WHAT NEEDS TO BE DONE: Find each line that has the string "subtitle" and give the total, with nothing else.

Data excerpts:

--*--

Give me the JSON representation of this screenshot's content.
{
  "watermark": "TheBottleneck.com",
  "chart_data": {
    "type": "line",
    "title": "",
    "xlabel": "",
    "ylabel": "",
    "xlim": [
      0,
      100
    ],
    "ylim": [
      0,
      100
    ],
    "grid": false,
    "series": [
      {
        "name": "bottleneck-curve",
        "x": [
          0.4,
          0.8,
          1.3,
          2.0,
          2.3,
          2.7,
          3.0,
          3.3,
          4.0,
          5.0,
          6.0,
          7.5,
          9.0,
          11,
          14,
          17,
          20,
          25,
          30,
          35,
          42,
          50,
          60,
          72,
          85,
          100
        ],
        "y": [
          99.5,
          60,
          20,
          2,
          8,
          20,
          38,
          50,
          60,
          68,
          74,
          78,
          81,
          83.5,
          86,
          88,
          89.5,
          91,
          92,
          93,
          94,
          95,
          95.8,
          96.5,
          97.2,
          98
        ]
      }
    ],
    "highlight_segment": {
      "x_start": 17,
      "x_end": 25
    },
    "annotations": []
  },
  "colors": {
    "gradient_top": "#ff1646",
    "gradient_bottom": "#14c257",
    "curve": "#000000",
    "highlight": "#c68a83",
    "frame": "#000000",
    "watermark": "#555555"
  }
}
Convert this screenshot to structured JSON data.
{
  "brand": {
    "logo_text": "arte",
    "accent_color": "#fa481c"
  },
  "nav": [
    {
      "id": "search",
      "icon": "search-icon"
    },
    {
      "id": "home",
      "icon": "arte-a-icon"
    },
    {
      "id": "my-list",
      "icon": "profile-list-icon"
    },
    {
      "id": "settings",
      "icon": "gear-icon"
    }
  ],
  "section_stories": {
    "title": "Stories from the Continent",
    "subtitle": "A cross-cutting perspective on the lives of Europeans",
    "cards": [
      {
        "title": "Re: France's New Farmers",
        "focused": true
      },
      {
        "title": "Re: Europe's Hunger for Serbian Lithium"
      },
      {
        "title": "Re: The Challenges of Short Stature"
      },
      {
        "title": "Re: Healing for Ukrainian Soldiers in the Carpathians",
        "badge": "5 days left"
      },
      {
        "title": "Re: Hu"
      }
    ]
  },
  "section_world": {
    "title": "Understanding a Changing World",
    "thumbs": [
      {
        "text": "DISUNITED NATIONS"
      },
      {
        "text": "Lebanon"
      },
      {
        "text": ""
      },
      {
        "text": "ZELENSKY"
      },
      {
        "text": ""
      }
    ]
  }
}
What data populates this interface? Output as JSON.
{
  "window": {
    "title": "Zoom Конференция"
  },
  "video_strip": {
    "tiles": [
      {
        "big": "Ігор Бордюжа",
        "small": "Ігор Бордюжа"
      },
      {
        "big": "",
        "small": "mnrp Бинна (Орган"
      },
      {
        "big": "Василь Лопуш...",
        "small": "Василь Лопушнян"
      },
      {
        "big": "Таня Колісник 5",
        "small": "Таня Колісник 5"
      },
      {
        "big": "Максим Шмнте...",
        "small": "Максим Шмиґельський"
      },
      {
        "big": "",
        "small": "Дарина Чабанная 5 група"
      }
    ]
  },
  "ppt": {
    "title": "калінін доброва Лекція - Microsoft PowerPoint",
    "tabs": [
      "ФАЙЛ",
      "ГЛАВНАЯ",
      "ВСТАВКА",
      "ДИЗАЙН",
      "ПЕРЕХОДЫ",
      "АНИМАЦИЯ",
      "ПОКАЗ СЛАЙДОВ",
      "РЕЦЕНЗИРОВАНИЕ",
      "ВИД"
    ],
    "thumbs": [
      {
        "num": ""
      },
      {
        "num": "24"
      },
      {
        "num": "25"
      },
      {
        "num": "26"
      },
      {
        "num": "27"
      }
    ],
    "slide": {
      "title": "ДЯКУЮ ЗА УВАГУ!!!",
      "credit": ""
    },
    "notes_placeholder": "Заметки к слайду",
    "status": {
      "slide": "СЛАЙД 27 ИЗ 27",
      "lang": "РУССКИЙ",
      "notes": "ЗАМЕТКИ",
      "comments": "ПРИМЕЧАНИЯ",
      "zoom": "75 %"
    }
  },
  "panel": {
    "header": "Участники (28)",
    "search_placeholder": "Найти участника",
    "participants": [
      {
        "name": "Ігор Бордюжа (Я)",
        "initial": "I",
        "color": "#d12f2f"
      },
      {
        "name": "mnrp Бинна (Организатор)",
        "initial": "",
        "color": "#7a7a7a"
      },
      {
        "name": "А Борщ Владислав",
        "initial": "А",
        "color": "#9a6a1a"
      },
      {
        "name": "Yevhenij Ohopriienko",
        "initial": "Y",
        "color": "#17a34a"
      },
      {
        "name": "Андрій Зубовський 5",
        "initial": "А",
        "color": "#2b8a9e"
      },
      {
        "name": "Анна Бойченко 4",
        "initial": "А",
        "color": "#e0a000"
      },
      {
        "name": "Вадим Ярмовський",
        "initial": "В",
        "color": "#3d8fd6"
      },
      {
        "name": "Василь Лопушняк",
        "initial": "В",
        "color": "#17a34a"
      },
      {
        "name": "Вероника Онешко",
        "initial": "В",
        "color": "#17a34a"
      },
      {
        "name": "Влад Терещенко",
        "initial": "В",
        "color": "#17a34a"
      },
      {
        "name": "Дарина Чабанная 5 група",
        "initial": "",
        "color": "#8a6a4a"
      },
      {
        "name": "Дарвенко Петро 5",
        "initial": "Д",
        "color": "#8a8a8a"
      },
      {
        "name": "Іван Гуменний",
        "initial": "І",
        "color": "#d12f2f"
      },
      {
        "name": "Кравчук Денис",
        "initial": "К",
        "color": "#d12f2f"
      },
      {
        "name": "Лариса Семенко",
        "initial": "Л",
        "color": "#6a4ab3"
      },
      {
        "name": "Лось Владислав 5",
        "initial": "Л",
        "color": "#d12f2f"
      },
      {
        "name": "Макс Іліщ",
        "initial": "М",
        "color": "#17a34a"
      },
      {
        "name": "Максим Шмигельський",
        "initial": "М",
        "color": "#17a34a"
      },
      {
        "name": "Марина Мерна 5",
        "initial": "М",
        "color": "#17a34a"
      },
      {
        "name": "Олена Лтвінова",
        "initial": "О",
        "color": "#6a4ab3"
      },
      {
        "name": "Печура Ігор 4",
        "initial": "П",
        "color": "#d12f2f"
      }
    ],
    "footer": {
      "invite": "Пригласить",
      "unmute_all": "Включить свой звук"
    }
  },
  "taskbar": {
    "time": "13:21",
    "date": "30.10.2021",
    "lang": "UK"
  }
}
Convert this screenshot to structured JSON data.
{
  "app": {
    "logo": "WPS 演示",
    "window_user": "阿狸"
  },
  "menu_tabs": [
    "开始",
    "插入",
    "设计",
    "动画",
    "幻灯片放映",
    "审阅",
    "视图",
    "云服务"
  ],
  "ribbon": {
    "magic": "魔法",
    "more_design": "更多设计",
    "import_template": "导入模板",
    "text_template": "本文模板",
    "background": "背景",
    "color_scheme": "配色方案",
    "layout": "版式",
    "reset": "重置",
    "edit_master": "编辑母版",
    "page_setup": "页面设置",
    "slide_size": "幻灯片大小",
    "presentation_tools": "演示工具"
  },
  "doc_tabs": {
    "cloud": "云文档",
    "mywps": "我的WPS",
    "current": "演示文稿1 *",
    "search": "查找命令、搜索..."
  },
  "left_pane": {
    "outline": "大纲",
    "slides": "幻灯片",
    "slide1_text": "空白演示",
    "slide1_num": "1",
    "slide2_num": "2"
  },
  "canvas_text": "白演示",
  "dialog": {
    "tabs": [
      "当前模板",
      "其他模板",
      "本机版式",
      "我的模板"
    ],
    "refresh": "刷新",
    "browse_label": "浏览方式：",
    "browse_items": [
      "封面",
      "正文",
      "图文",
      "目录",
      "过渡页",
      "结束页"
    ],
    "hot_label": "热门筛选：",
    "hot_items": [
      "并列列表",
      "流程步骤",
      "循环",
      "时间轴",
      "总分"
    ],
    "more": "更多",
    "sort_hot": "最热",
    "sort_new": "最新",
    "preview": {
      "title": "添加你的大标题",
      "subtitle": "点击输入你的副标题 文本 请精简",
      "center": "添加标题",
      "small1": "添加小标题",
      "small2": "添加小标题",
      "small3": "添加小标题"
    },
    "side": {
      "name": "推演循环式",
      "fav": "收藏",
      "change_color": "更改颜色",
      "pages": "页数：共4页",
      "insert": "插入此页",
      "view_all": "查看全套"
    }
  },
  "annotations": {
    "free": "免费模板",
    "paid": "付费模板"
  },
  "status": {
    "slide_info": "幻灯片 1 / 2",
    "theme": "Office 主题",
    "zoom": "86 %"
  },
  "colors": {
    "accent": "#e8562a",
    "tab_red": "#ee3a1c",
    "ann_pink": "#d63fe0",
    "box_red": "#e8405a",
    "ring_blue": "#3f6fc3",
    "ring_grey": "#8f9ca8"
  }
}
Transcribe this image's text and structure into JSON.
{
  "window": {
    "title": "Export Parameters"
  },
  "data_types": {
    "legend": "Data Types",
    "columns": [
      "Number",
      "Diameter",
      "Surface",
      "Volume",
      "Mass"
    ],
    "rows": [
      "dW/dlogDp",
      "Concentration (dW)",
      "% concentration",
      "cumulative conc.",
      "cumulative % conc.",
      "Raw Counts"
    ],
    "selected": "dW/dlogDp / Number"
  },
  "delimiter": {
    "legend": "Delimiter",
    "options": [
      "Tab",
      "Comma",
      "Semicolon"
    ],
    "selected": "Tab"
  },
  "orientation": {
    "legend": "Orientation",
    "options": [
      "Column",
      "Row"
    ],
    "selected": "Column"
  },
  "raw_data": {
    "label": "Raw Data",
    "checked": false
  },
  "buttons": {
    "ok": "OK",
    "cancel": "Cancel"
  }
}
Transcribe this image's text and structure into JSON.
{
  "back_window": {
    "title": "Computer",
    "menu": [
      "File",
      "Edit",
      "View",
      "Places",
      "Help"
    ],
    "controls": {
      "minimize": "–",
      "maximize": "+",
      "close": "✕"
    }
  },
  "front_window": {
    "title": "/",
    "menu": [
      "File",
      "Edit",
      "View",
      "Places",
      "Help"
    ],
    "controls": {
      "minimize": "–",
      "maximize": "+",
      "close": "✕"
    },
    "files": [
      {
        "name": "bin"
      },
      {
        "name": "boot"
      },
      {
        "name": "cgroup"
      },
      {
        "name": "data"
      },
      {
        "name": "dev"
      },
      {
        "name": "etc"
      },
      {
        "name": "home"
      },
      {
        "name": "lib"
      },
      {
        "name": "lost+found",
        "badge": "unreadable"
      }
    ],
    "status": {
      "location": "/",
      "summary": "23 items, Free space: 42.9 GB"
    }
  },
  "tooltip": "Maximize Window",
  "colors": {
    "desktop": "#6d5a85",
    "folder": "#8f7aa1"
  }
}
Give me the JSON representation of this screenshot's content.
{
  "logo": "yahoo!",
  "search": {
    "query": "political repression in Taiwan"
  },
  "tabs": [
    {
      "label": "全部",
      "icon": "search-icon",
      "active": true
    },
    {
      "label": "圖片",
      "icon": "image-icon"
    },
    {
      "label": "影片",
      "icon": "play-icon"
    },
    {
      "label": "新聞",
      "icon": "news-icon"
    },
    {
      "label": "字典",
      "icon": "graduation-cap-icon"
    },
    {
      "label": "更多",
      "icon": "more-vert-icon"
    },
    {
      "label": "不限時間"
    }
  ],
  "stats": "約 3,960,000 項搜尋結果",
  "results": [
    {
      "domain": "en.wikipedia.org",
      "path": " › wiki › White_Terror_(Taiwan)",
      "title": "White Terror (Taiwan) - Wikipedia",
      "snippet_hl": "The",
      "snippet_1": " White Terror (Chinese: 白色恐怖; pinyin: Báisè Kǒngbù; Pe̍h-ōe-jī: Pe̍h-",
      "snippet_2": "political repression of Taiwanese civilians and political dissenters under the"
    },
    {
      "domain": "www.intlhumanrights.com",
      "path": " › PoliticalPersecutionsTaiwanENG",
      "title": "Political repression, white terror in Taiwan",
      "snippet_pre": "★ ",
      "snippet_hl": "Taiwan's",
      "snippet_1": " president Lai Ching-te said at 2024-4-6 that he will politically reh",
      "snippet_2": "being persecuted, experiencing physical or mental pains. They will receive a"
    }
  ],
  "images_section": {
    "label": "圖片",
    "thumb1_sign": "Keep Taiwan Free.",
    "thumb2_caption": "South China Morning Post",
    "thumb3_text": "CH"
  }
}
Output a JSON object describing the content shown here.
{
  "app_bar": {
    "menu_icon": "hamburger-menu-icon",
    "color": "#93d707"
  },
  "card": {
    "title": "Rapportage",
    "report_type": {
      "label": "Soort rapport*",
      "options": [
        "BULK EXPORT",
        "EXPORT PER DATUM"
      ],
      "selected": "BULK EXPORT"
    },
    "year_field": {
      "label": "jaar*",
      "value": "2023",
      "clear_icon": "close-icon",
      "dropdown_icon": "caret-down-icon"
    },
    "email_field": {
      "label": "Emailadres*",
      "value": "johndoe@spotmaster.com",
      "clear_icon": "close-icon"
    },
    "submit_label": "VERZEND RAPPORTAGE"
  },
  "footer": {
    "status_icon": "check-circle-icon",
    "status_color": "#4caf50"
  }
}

--*--

SOLUTION TO THIS EXERCISE: 2